Short exercise — Make an exact transcription of the material, leaving out all images.

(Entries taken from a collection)
===============
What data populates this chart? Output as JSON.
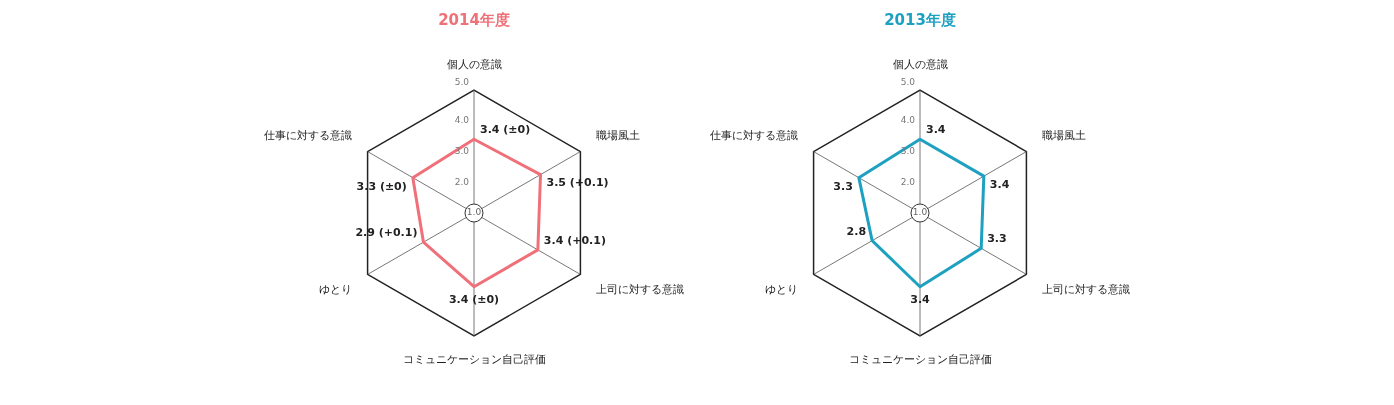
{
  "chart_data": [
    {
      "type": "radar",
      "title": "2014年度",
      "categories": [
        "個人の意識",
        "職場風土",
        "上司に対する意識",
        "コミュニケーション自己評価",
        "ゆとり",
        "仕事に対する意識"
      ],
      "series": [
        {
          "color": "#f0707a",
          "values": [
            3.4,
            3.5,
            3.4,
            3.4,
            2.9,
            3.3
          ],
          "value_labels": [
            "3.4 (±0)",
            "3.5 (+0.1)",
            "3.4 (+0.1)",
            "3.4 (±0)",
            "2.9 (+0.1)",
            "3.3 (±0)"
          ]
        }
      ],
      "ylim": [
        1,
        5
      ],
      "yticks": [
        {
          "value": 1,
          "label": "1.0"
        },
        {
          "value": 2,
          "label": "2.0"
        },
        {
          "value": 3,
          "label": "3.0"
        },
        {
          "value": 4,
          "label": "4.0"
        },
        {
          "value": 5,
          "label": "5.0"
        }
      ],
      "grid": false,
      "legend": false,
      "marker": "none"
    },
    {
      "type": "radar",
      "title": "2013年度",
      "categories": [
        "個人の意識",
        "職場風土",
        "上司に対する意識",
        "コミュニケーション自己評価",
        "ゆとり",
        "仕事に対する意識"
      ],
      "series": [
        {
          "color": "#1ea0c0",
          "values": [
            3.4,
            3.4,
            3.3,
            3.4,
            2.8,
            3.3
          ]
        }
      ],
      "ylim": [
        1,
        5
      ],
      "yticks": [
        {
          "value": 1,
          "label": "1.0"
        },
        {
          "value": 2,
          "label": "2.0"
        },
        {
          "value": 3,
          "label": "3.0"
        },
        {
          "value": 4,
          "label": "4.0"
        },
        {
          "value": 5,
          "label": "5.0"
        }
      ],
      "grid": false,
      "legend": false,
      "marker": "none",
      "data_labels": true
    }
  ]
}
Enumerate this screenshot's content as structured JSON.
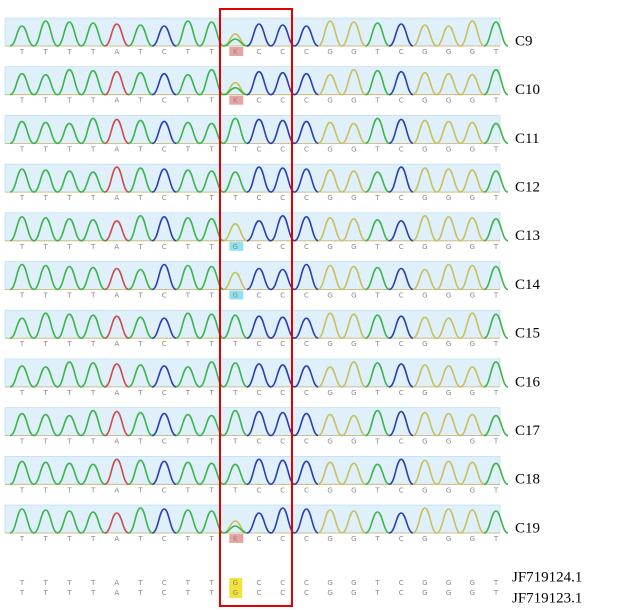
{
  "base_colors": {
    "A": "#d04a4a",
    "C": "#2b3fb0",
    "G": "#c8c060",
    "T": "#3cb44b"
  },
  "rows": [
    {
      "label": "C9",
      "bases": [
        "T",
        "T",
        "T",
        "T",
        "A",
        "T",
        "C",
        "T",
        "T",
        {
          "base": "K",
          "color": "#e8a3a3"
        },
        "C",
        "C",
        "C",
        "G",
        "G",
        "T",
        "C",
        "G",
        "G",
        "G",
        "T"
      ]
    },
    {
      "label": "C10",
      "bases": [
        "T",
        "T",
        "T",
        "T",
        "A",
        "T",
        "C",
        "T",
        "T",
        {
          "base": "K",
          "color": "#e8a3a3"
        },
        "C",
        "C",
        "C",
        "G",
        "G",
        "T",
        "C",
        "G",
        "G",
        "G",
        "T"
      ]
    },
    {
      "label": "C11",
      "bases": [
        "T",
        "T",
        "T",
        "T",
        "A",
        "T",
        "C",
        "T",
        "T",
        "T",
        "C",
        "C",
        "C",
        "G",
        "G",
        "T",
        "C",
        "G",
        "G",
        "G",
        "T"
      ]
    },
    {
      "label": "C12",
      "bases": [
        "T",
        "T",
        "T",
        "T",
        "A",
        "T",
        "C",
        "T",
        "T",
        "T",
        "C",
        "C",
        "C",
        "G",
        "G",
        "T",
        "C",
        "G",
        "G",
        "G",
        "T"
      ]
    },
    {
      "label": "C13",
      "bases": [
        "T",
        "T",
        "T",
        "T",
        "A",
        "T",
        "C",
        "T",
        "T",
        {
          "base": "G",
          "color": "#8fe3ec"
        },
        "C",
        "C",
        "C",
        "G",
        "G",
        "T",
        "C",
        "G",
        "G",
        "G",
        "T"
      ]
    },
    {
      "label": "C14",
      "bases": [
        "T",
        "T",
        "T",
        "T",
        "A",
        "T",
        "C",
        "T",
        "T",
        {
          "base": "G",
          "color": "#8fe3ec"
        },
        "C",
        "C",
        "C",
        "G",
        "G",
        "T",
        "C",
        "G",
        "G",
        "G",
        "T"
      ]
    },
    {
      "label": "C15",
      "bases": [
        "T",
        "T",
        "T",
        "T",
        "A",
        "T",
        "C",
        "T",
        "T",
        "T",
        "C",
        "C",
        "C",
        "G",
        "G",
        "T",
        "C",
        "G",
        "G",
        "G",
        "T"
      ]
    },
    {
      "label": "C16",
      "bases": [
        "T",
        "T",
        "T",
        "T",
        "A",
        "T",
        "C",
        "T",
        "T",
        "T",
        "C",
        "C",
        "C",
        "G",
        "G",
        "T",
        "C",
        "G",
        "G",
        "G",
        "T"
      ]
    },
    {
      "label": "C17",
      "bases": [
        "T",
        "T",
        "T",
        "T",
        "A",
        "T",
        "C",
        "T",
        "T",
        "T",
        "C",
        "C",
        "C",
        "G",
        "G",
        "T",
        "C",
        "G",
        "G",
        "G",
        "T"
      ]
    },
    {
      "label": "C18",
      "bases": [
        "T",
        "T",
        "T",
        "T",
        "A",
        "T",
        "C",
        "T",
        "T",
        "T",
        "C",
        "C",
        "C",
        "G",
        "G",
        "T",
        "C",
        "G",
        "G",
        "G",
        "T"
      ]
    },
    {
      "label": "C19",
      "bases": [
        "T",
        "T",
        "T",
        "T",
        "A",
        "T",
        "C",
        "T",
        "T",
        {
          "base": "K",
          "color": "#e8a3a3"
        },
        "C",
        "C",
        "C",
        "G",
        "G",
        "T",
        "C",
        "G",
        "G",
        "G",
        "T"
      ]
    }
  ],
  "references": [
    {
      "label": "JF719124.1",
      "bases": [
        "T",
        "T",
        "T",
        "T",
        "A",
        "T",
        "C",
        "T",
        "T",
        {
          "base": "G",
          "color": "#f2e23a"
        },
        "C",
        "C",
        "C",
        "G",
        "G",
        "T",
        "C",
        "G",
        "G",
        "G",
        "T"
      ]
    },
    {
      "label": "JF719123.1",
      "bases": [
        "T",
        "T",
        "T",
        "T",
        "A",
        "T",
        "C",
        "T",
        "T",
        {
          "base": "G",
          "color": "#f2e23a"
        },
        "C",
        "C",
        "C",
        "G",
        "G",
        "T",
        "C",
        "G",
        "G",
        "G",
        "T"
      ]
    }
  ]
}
===============
Correct result —
What data populates this chart? Output as JSON.
{
  "chart_data": [
    {
      "type": "radar",
      "title": "2014年度",
      "categories": [
        "個人の意識",
        "職場風土",
        "上司に対する意識",
        "コミュニケーション自己評価",
        "ゆとり",
        "仕事に対する意識"
      ],
      "series": [
        {
          "color": "#f0707a",
          "values": [
            3.4,
            3.5,
            3.4,
            3.4,
            2.9,
            3.3
          ],
          "value_labels": [
            "3.4 (±0)",
            "3.5 (+0.1)",
            "3.4 (+0.1)",
            "3.4 (±0)",
            "2.9 (+0.1)",
            "3.3 (±0)"
          ]
        }
      ],
      "ylim": [
        1,
        5
      ],
      "yticks": [
        {
          "value": 1,
          "label": "1.0"
        },
        {
          "value": 2,
          "label": "2.0"
        },
        {
          "value": 3,
          "label": "3.0"
        },
        {
          "value": 4,
          "label": "4.0"
        },
        {
          "value": 5,
          "label": "5.0"
        }
      ],
      "grid": false,
      "legend": false,
      "marker": "none"
    },
    {
      "type": "radar",
      "title": "2013年度",
      "categories": [
        "個人の意識",
        "職場風土",
        "上司に対する意識",
        "コミュニケーション自己評価",
        "ゆとり",
        "仕事に対する意識"
      ],
      "series": [
        {
          "color": "#1ea0c0",
          "values": [
            3.4,
            3.4,
            3.3,
            3.4,
            2.8,
            3.3
          ]
        }
      ],
      "ylim": [
        1,
        5
      ],
      "yticks": [
        {
          "value": 1,
          "label": "1.0"
        },
        {
          "value": 2,
          "label": "2.0"
        },
        {
          "value": 3,
          "label": "3.0"
        },
        {
          "value": 4,
          "label": "4.0"
        },
        {
          "value": 5,
          "label": "5.0"
        }
      ],
      "grid": false,
      "legend": false,
      "marker": "none",
      "data_labels": true
    }
  ]
}
Enumerate this screenshot's content as structured JSON.
{
  "base_colors": {
    "A": "#d04a4a",
    "C": "#2b3fb0",
    "G": "#c8c060",
    "T": "#3cb44b"
  },
  "rows": [
    {
      "label": "C9",
      "bases": [
        "T",
        "T",
        "T",
        "T",
        "A",
        "T",
        "C",
        "T",
        "T",
        {
          "base": "K",
          "color": "#e8a3a3"
        },
        "C",
        "C",
        "C",
        "G",
        "G",
        "T",
        "C",
        "G",
        "G",
        "G",
        "T"
      ]
    },
    {
      "label": "C10",
      "bases": [
        "T",
        "T",
        "T",
        "T",
        "A",
        "T",
        "C",
        "T",
        "T",
        {
          "base": "K",
          "color": "#e8a3a3"
        },
        "C",
        "C",
        "C",
        "G",
        "G",
        "T",
        "C",
        "G",
        "G",
        "G",
        "T"
      ]
    },
    {
      "label": "C11",
      "bases": [
        "T",
        "T",
        "T",
        "T",
        "A",
        "T",
        "C",
        "T",
        "T",
        "T",
        "C",
        "C",
        "C",
        "G",
        "G",
        "T",
        "C",
        "G",
        "G",
        "G",
        "T"
      ]
    },
    {
      "label": "C12",
      "bases": [
        "T",
        "T",
        "T",
        "T",
        "A",
        "T",
        "C",
        "T",
        "T",
        "T",
        "C",
        "C",
        "C",
        "G",
        "G",
        "T",
        "C",
        "G",
        "G",
        "G",
        "T"
      ]
    },
    {
      "label": "C13",
      "bases": [
        "T",
        "T",
        "T",
        "T",
        "A",
        "T",
        "C",
        "T",
        "T",
        {
          "base": "G",
          "color": "#8fe3ec"
        },
        "C",
        "C",
        "C",
        "G",
        "G",
        "T",
        "C",
        "G",
        "G",
        "G",
        "T"
      ]
    },
    {
      "label": "C14",
      "bases": [
        "T",
        "T",
        "T",
        "T",
        "A",
        "T",
        "C",
        "T",
        "T",
        {
          "base": "G",
          "color": "#8fe3ec"
        },
        "C",
        "C",
        "C",
        "G",
        "G",
        "T",
        "C",
        "G",
        "G",
        "G",
        "T"
      ]
    },
    {
      "label": "C15",
      "bases": [
        "T",
        "T",
        "T",
        "T",
        "A",
        "T",
        "C",
        "T",
        "T",
        "T",
        "C",
        "C",
        "C",
        "G",
        "G",
        "T",
        "C",
        "G",
        "G",
        "G",
        "T"
      ]
    },
    {
      "label": "C16",
      "bases": [
        "T",
        "T",
        "T",
        "T",
        "A",
        "T",
        "C",
        "T",
        "T",
        "T",
        "C",
        "C",
        "C",
        "G",
        "G",
        "T",
        "C",
        "G",
        "G",
        "G",
        "T"
      ]
    },
    {
      "label": "C17",
      "bases": [
        "T",
        "T",
        "T",
        "T",
        "A",
        "T",
        "C",
        "T",
        "T",
        "T",
        "C",
        "C",
        "C",
        "G",
        "G",
        "T",
        "C",
        "G",
        "G",
        "G",
        "T"
      ]
    },
    {
      "label": "C18",
      "bases": [
        "T",
        "T",
        "T",
        "T",
        "A",
        "T",
        "C",
        "T",
        "T",
        "T",
        "C",
        "C",
        "C",
        "G",
        "G",
        "T",
        "C",
        "G",
        "G",
        "G",
        "T"
      ]
    },
    {
      "label": "C19",
      "bases": [
        "T",
        "T",
        "T",
        "T",
        "A",
        "T",
        "C",
        "T",
        "T",
        {
          "base": "K",
          "color": "#e8a3a3"
        },
        "C",
        "C",
        "C",
        "G",
        "G",
        "T",
        "C",
        "G",
        "G",
        "G",
        "T"
      ]
    }
  ],
  "references": [
    {
      "label": "JF719124.1",
      "bases": [
        "T",
        "T",
        "T",
        "T",
        "A",
        "T",
        "C",
        "T",
        "T",
        {
          "base": "G",
          "color": "#f2e23a"
        },
        "C",
        "C",
        "C",
        "G",
        "G",
        "T",
        "C",
        "G",
        "G",
        "G",
        "T"
      ]
    },
    {
      "label": "JF719123.1",
      "bases": [
        "T",
        "T",
        "T",
        "T",
        "A",
        "T",
        "C",
        "T",
        "T",
        {
          "base": "G",
          "color": "#f2e23a"
        },
        "C",
        "C",
        "C",
        "G",
        "G",
        "T",
        "C",
        "G",
        "G",
        "G",
        "T"
      ]
    }
  ]
}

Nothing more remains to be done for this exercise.